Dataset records
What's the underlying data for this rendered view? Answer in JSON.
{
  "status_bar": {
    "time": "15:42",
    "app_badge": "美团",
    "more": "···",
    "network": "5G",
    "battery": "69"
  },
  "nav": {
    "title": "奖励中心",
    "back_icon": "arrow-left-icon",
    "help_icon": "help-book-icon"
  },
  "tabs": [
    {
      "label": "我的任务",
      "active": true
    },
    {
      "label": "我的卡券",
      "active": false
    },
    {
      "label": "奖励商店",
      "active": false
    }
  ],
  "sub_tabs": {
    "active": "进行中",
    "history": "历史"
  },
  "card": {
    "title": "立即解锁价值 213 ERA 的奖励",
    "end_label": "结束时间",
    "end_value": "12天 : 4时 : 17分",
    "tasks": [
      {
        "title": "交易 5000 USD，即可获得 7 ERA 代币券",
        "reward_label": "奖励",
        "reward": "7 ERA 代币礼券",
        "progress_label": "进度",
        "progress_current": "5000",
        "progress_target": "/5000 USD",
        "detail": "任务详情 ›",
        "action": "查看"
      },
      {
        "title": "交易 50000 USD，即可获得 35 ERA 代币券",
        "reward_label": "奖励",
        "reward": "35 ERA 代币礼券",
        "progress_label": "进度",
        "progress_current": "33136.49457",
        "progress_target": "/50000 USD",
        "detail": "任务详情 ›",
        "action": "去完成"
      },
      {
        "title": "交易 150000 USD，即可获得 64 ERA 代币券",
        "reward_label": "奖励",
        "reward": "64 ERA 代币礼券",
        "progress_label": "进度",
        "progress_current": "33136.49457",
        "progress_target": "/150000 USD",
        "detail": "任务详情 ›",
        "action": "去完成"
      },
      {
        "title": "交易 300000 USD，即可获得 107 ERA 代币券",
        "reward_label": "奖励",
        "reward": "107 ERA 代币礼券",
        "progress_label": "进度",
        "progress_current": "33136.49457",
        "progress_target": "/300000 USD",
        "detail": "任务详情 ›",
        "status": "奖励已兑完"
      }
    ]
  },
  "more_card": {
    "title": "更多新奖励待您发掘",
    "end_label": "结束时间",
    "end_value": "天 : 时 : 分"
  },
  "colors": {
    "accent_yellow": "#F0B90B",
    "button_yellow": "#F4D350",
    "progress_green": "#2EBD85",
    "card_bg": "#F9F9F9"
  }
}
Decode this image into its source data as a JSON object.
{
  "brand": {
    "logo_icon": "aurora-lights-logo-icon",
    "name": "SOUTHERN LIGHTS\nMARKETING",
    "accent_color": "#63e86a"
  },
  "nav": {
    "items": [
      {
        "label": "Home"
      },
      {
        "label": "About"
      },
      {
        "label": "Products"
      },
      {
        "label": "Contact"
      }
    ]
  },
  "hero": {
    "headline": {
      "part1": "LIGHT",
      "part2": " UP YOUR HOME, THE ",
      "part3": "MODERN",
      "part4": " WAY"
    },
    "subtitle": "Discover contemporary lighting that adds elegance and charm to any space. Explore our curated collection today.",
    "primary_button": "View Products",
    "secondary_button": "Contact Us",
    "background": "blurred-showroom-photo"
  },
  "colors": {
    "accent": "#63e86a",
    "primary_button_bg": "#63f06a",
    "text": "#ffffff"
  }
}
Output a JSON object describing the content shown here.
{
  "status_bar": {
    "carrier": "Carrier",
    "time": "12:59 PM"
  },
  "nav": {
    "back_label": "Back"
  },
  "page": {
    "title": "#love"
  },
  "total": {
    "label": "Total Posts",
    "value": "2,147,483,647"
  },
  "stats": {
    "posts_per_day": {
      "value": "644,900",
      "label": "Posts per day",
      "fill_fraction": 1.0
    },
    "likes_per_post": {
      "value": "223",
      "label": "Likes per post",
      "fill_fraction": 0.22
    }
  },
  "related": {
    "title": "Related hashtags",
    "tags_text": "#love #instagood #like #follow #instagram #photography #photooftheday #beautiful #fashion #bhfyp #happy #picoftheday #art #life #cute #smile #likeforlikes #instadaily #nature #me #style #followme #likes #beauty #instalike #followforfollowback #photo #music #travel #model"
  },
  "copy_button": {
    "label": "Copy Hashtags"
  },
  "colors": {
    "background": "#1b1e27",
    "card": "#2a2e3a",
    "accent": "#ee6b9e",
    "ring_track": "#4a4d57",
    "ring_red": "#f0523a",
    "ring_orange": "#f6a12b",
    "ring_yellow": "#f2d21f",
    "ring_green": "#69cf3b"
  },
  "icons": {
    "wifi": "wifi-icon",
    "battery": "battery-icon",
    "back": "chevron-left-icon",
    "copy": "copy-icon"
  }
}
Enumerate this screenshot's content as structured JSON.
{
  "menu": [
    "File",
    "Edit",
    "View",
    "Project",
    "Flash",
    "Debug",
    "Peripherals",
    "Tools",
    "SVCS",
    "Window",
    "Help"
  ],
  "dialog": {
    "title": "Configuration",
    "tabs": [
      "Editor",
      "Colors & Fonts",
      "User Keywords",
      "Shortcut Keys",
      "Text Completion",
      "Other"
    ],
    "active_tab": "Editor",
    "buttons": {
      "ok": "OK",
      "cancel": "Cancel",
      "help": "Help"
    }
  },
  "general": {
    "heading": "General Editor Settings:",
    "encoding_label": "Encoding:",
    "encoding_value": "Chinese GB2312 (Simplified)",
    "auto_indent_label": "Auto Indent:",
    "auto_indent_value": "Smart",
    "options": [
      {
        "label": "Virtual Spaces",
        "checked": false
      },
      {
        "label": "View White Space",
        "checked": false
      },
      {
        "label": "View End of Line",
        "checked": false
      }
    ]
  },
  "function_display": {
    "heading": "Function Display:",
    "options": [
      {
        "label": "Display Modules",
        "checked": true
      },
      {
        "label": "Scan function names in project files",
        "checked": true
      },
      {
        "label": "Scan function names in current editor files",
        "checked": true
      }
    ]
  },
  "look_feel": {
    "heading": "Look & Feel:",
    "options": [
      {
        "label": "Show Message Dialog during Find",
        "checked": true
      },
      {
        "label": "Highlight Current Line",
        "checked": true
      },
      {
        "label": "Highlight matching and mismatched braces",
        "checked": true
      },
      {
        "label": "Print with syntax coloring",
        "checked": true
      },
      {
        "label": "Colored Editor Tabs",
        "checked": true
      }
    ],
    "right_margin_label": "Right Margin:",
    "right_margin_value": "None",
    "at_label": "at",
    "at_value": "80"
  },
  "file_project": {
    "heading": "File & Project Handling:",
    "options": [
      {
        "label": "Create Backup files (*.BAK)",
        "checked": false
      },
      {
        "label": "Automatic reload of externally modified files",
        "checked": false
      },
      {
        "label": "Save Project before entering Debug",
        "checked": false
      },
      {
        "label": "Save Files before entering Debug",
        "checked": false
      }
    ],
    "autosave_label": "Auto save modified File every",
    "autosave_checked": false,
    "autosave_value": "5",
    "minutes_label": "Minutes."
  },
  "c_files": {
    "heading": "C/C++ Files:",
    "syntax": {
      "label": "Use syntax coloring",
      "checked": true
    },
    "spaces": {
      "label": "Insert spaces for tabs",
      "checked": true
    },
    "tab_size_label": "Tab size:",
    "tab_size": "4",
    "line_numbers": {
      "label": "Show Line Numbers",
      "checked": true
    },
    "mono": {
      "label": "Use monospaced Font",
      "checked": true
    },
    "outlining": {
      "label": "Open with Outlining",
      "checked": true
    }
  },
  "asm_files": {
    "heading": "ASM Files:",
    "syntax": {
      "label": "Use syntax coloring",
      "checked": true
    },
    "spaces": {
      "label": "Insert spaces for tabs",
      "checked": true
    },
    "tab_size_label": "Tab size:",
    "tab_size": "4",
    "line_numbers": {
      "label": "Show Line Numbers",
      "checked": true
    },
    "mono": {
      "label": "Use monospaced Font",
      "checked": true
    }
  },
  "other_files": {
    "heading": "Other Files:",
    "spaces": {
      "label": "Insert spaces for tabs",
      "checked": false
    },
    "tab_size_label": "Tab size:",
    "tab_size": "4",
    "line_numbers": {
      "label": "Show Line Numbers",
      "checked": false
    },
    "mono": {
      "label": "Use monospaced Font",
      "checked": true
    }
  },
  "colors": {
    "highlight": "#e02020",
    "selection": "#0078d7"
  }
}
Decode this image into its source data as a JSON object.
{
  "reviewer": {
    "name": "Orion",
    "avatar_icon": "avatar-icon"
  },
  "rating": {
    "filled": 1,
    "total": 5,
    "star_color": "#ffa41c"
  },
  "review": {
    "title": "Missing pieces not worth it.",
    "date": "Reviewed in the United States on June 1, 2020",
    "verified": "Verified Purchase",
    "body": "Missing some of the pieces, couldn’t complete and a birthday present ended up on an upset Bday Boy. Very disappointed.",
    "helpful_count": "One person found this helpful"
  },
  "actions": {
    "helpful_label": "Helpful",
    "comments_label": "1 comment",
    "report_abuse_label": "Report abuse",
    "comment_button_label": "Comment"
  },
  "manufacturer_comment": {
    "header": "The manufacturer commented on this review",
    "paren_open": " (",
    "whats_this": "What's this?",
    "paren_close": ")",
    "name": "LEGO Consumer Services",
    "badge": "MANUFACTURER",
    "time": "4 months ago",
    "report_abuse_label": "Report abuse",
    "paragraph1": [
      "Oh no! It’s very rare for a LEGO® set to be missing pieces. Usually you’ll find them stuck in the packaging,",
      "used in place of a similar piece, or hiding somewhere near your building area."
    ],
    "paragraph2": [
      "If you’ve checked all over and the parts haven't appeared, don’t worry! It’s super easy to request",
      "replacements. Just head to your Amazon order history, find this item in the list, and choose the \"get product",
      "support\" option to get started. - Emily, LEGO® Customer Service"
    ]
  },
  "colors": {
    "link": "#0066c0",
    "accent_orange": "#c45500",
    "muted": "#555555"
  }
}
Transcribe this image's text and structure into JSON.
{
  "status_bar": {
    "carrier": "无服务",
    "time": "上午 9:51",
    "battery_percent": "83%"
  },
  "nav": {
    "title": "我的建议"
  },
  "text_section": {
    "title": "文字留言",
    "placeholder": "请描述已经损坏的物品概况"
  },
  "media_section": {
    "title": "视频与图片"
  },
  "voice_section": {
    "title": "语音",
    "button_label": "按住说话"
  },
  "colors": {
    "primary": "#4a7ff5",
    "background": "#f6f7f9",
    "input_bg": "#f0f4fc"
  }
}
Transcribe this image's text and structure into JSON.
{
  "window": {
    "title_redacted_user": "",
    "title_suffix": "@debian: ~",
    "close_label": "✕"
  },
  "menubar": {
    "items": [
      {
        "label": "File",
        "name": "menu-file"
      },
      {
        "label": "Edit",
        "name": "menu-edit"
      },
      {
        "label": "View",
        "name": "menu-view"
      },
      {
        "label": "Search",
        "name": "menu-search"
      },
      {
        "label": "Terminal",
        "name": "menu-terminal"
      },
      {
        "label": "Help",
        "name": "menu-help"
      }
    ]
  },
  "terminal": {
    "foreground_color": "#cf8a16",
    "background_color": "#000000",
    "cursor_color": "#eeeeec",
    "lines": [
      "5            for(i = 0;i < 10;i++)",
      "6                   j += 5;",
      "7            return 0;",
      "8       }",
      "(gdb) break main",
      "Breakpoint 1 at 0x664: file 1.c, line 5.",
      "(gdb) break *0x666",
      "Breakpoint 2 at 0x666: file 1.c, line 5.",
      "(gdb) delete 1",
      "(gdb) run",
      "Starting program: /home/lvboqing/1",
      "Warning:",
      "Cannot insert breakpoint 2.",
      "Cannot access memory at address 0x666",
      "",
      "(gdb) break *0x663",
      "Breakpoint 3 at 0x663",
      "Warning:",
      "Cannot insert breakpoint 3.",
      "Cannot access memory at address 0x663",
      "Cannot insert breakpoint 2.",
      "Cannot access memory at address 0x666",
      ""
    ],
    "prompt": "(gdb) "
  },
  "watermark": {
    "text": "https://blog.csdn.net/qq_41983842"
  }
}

### Instructions for the task
All lines above containing the string "pieces" are to be collected.

### Response
    "title": "Missing pieces not worth it.",
    "body": "Missing some of the pieces, couldn’t complete and a birthday present ended up on an upset Bday Boy. Very disappointed.",
      "Oh no! It’s very rare for a LEGO® set to be missing pieces. Usually you’ll find them stuck in the packaging,",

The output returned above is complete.